(Entries from a visual dataset)
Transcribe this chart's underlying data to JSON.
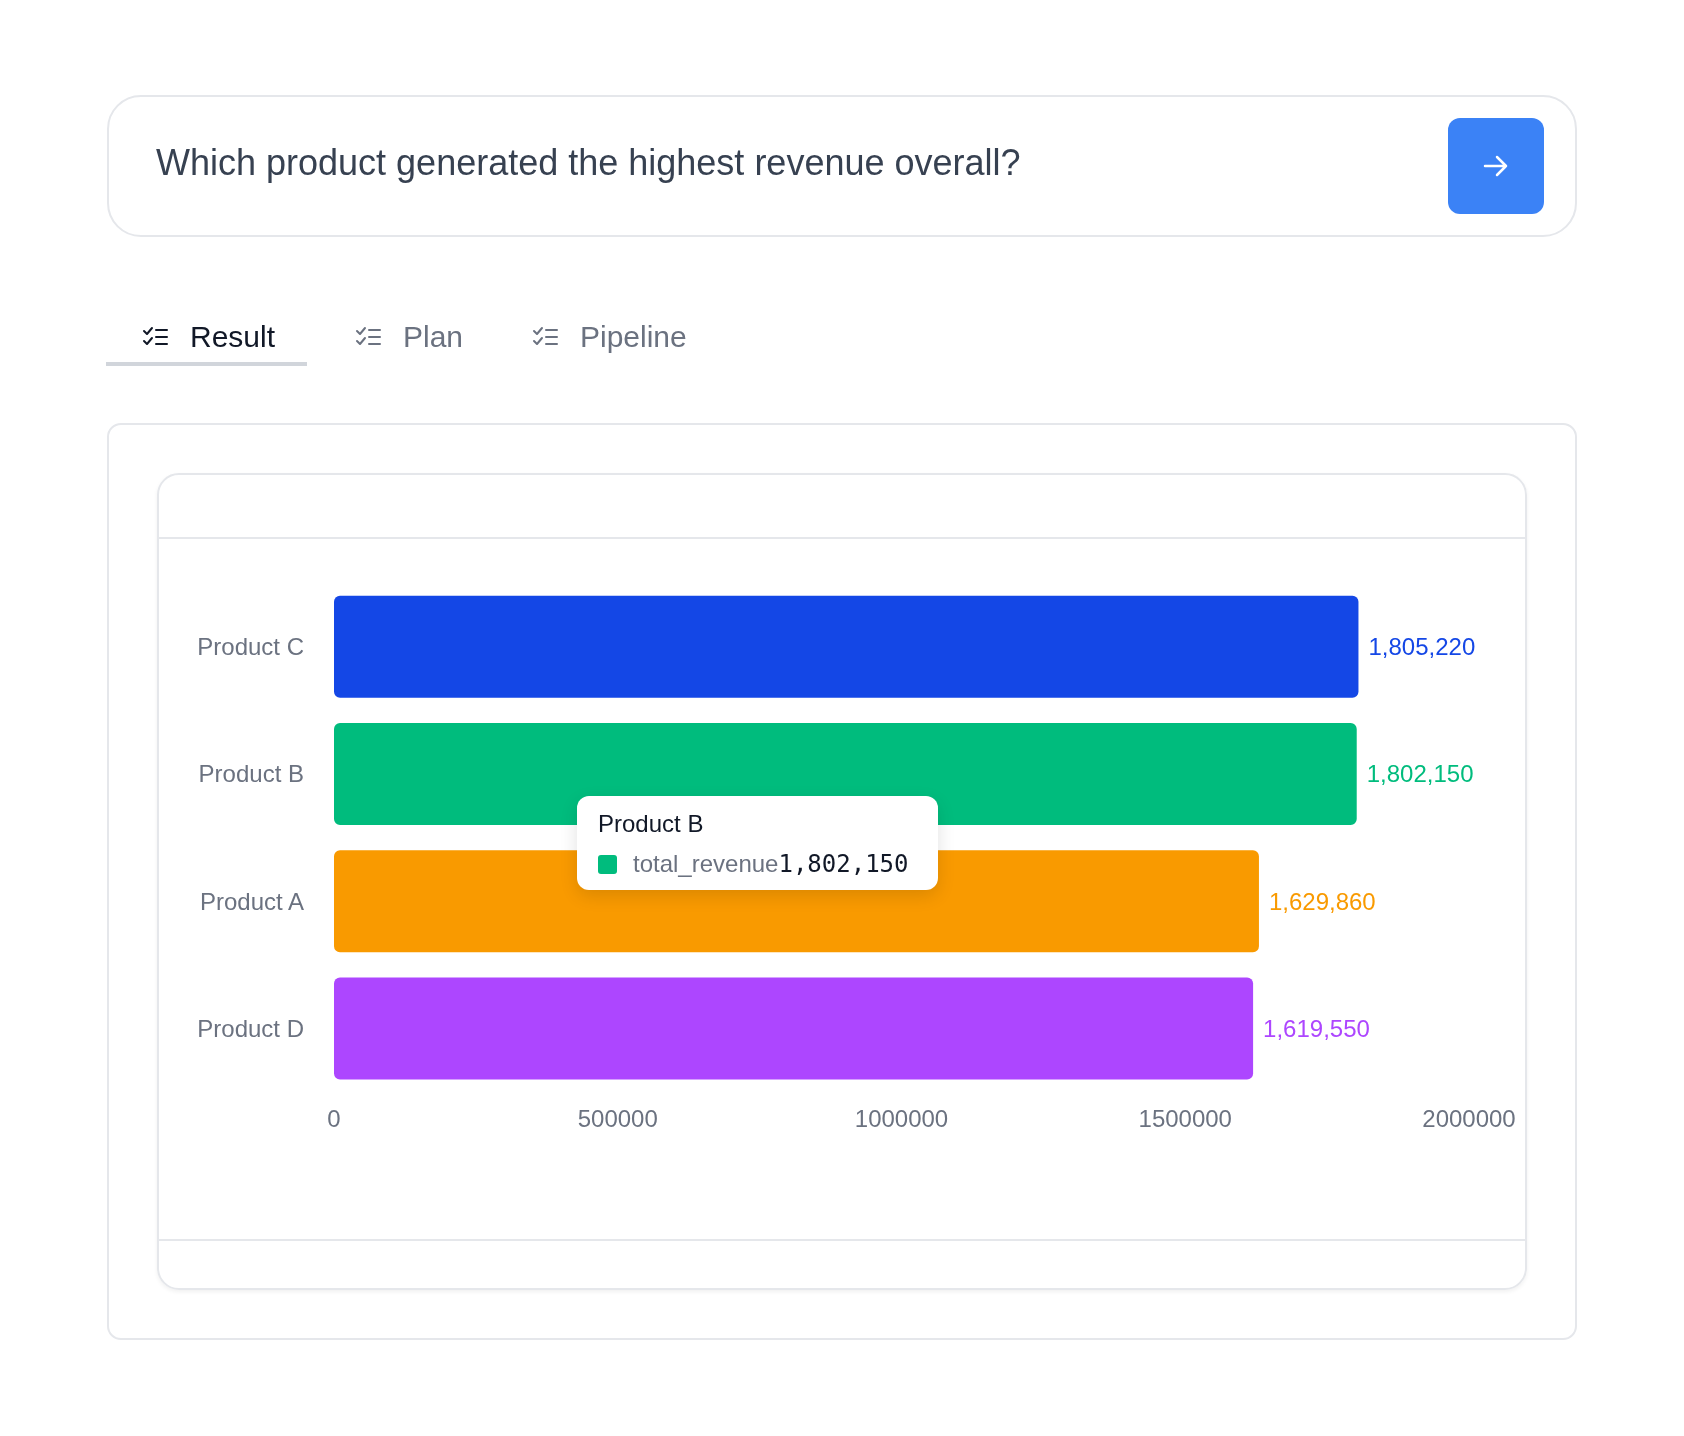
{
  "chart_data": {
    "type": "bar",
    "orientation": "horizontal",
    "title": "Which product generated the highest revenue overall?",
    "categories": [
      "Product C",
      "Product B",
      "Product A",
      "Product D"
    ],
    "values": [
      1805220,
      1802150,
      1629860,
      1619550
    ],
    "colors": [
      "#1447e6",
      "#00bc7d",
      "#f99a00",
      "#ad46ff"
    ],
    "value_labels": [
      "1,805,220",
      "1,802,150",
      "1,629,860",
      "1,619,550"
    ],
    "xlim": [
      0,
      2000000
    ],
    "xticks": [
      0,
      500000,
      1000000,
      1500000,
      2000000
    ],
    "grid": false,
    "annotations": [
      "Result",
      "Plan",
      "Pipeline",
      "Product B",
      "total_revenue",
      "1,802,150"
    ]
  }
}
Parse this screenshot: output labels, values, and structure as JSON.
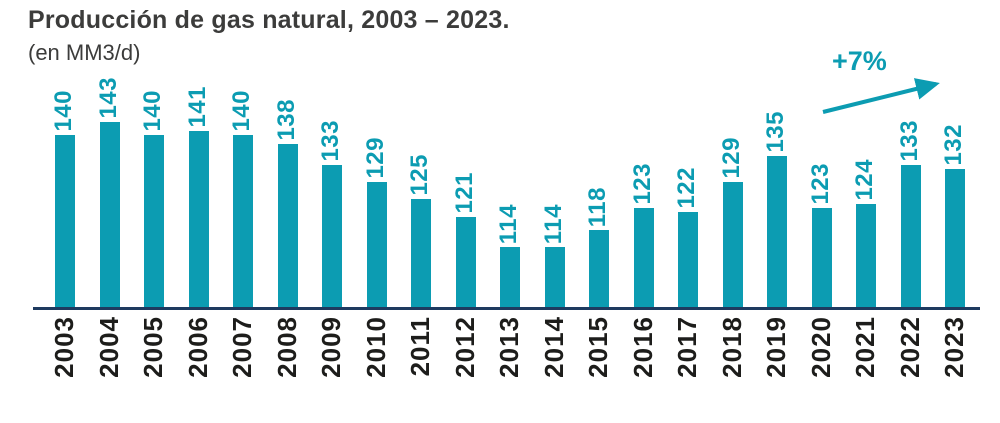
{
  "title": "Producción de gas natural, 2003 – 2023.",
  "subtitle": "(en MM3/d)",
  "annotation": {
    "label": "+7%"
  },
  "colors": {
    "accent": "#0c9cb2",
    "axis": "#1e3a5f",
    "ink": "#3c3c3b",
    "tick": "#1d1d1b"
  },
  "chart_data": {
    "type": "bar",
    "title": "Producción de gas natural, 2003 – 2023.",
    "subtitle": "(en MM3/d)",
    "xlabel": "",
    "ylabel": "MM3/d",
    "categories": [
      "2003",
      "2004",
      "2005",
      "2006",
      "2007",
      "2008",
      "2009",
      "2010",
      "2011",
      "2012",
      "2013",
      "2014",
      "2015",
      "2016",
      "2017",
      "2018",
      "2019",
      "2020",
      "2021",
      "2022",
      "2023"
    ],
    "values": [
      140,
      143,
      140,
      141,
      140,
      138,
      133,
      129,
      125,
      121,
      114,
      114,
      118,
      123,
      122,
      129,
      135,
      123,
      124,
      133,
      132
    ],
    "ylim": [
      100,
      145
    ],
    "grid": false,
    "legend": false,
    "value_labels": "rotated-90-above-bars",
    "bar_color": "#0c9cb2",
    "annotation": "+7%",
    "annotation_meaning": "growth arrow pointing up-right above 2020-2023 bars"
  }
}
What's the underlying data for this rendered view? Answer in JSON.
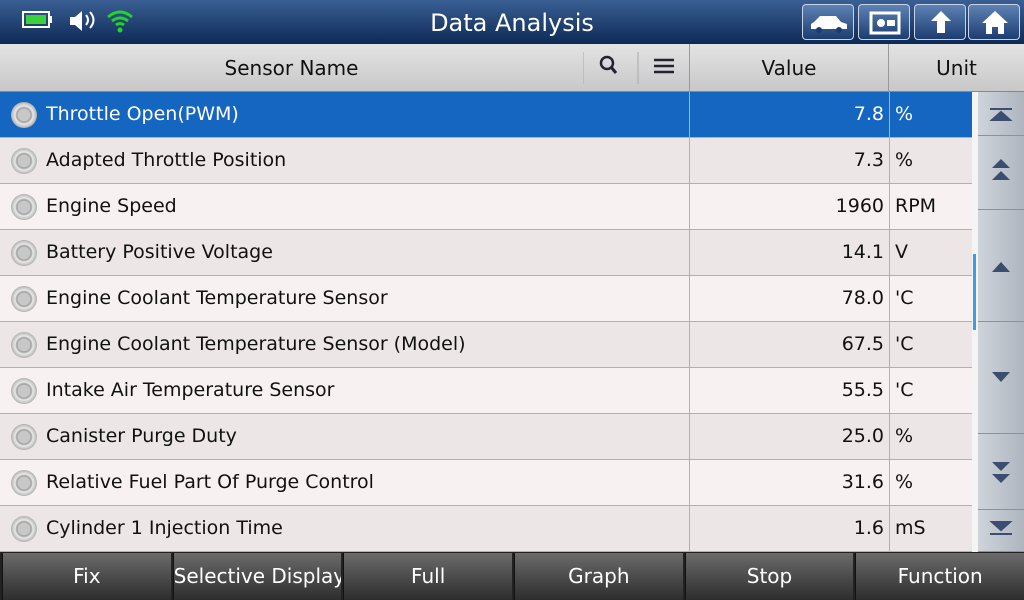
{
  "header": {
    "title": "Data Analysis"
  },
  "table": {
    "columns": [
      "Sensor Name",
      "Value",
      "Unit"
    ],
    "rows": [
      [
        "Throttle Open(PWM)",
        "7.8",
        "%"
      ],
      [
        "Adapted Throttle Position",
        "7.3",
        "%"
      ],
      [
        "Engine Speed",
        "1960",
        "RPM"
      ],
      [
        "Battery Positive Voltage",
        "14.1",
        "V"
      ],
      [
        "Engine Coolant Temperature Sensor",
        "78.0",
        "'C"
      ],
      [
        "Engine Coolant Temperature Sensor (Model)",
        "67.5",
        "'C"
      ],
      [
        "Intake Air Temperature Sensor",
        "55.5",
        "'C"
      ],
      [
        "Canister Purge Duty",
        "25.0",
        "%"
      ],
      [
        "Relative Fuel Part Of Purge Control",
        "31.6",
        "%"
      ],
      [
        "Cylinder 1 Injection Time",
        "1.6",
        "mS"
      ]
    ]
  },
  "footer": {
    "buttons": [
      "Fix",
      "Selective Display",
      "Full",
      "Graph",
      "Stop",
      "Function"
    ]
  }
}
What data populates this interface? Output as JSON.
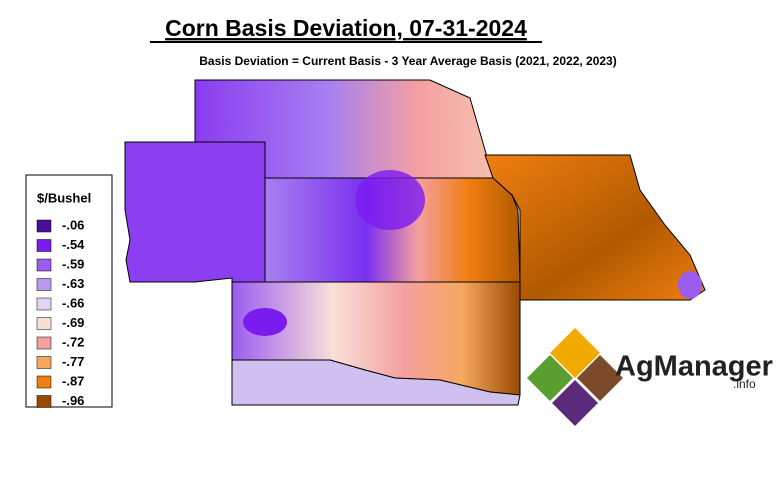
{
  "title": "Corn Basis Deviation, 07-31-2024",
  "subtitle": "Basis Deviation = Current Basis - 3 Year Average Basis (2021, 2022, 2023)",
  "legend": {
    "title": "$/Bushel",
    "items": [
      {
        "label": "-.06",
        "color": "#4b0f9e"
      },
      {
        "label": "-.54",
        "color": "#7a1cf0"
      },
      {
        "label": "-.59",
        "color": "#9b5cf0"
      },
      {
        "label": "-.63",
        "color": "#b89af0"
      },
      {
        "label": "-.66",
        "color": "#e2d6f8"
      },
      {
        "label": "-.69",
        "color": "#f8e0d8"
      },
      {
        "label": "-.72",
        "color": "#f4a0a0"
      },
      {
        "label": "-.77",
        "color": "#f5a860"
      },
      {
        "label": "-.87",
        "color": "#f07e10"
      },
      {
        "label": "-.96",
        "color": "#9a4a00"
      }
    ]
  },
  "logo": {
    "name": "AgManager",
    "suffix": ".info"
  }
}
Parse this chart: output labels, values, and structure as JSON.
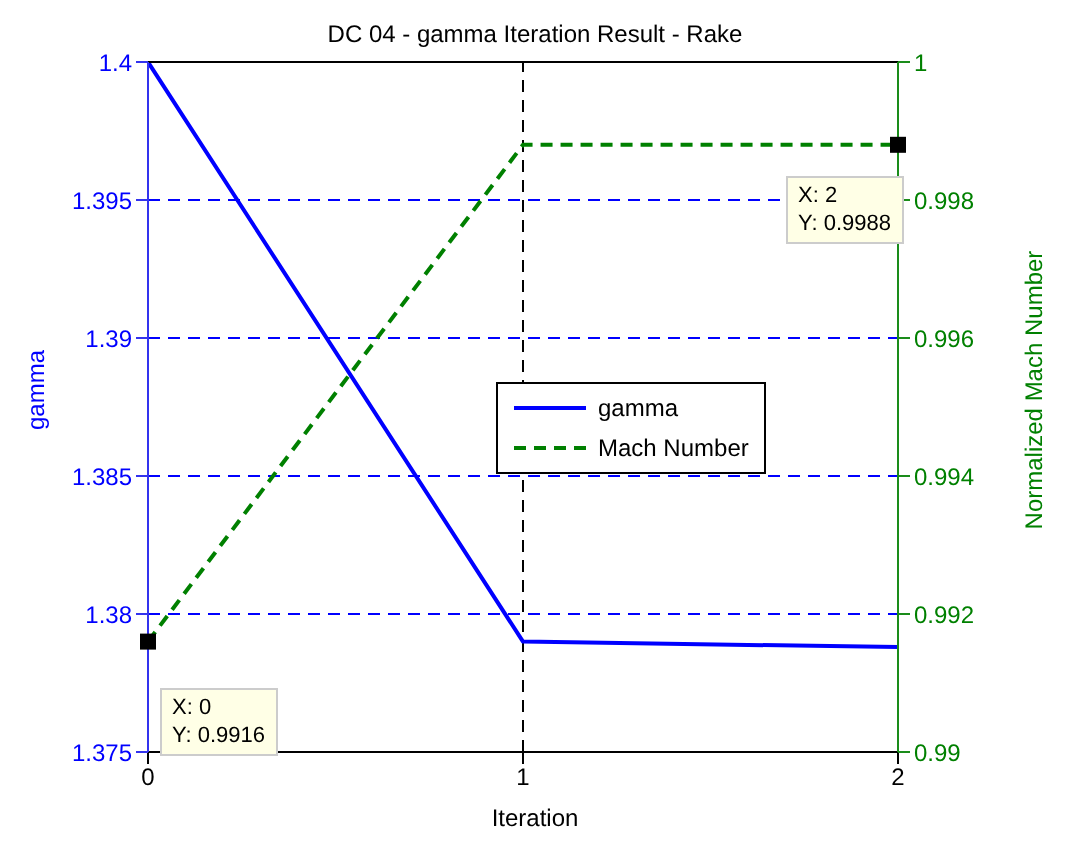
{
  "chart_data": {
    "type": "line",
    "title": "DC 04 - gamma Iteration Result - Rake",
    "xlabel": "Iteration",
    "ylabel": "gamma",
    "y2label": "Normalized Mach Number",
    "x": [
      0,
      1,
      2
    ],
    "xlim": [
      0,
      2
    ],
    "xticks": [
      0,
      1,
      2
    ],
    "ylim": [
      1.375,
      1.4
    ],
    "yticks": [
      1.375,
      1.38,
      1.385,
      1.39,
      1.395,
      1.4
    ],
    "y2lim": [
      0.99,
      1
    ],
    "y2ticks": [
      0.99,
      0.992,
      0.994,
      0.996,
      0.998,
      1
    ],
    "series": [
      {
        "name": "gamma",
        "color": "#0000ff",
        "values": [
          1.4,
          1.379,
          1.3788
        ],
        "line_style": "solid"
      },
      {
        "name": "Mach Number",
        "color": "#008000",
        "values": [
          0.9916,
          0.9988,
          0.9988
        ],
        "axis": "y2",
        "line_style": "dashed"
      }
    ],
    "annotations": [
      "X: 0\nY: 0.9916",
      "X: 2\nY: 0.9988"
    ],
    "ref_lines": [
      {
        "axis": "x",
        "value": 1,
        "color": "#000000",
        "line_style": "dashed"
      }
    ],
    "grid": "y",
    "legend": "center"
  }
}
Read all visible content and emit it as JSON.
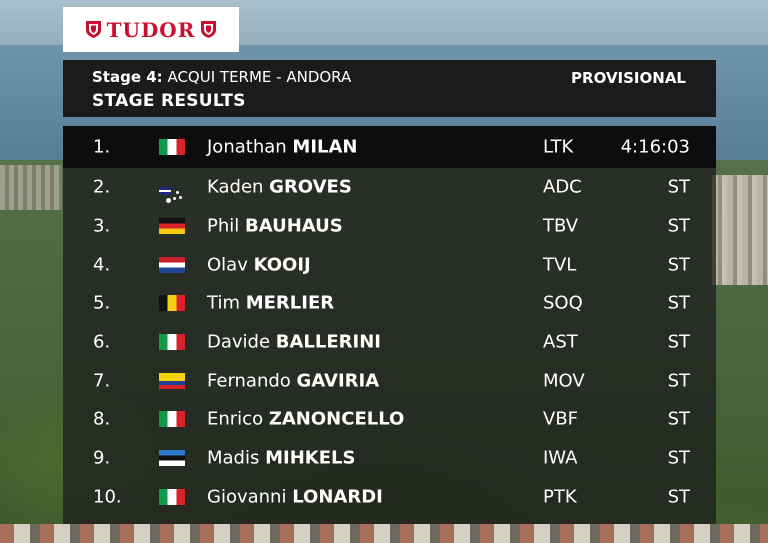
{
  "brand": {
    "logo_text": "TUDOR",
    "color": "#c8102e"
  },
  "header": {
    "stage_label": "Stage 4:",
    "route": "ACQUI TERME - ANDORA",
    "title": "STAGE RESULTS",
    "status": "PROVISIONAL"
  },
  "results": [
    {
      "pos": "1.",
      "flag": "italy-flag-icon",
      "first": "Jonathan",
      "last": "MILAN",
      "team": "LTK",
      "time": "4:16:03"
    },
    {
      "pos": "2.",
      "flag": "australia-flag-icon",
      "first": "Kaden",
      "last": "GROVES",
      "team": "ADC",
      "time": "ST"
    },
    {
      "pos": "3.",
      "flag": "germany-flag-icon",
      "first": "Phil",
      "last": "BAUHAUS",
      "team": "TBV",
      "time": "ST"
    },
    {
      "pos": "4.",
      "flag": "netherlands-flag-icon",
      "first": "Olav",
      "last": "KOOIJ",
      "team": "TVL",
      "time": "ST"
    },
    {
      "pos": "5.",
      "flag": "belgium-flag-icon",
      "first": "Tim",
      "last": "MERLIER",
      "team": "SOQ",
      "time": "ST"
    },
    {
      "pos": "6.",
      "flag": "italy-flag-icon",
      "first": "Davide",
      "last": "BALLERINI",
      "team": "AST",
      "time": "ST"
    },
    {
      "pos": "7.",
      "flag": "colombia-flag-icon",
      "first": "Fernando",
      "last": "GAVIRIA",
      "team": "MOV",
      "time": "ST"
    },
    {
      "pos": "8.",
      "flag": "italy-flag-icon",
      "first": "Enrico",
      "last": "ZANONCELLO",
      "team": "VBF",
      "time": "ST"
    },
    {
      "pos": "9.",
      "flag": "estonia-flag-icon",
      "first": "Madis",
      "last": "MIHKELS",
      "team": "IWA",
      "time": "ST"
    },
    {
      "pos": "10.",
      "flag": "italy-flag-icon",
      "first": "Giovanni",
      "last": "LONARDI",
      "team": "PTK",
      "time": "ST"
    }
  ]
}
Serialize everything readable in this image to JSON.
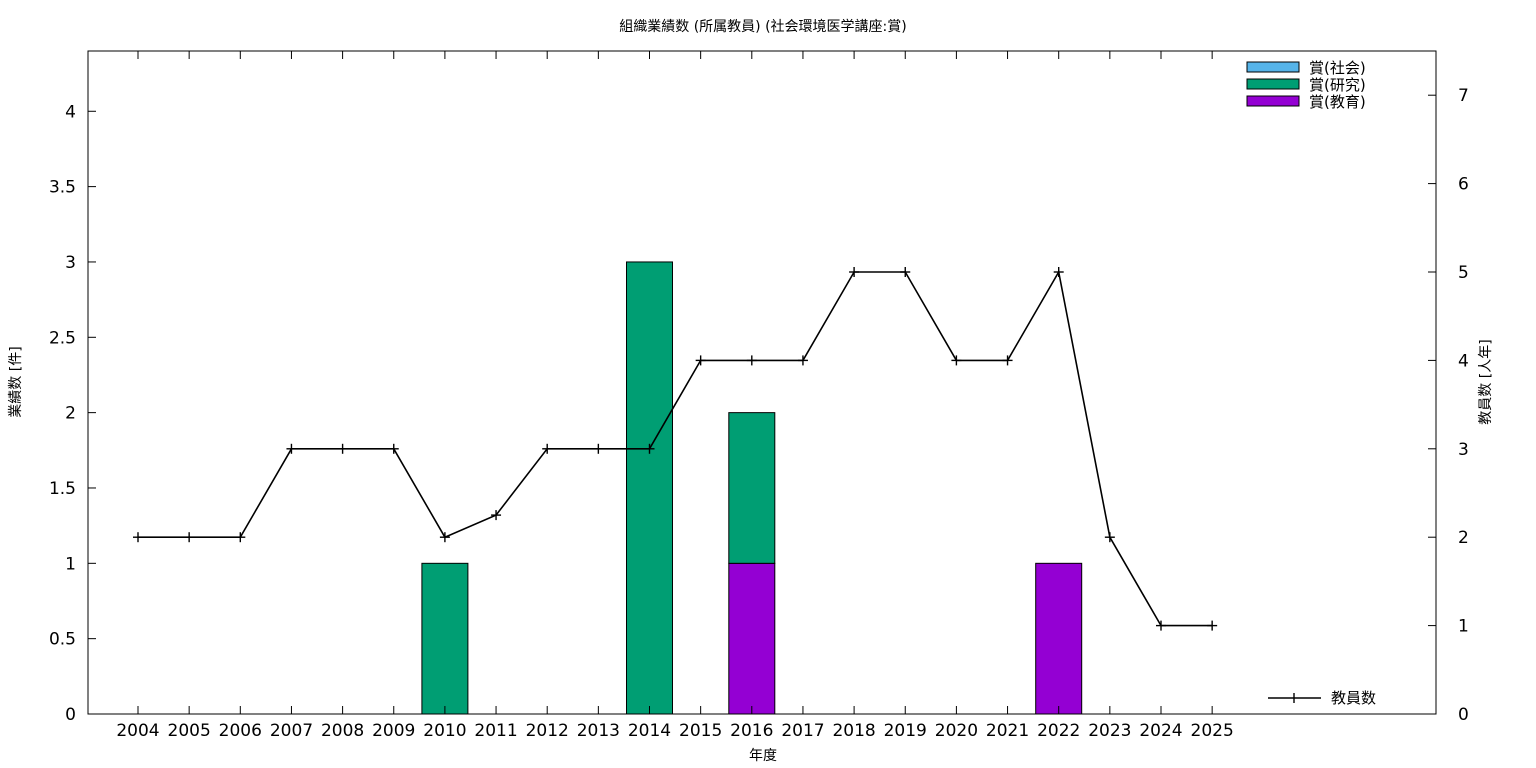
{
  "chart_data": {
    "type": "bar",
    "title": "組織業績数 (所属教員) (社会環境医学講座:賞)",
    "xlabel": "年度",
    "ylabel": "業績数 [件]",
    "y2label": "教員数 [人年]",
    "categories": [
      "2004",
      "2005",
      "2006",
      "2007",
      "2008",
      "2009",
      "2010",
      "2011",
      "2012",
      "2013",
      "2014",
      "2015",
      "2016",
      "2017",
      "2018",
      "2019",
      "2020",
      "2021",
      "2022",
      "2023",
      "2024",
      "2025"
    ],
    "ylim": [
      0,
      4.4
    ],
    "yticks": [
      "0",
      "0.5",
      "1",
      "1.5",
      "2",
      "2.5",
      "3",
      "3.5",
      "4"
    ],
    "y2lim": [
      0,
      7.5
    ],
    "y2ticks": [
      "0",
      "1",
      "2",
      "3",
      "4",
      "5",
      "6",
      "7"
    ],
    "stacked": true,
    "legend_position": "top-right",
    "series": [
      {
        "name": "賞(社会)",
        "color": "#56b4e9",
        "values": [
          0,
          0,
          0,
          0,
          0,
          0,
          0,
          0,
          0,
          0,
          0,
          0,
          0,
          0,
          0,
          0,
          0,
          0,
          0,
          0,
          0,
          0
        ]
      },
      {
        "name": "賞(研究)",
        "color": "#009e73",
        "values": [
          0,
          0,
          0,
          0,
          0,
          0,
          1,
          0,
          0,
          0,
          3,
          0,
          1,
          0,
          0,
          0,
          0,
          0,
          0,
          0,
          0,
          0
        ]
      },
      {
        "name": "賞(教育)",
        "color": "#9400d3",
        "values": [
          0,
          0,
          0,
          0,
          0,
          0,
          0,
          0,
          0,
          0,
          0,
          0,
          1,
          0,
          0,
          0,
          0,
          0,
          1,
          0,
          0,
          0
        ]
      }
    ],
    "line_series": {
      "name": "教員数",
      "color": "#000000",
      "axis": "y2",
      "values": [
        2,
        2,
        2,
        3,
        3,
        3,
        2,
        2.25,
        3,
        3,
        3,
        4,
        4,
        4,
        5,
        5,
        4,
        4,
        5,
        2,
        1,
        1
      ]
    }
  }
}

_Work required_: Scan the material above. Copy each line where "flag" occurs.

_Response_:
      "flag": "italy-flag-icon",
      "flag": "australia-flag-icon",
      "flag": "germany-flag-icon",
      "flag": "netherlands-flag-icon",
      "flag": "belgium-flag-icon",
      "flag": "italy-flag-icon",
      "flag": "colombia-flag-icon",
      "flag": "italy-flag-icon",
      "flag": "estonia-flag-icon",
      "flag": "italy-flag-icon",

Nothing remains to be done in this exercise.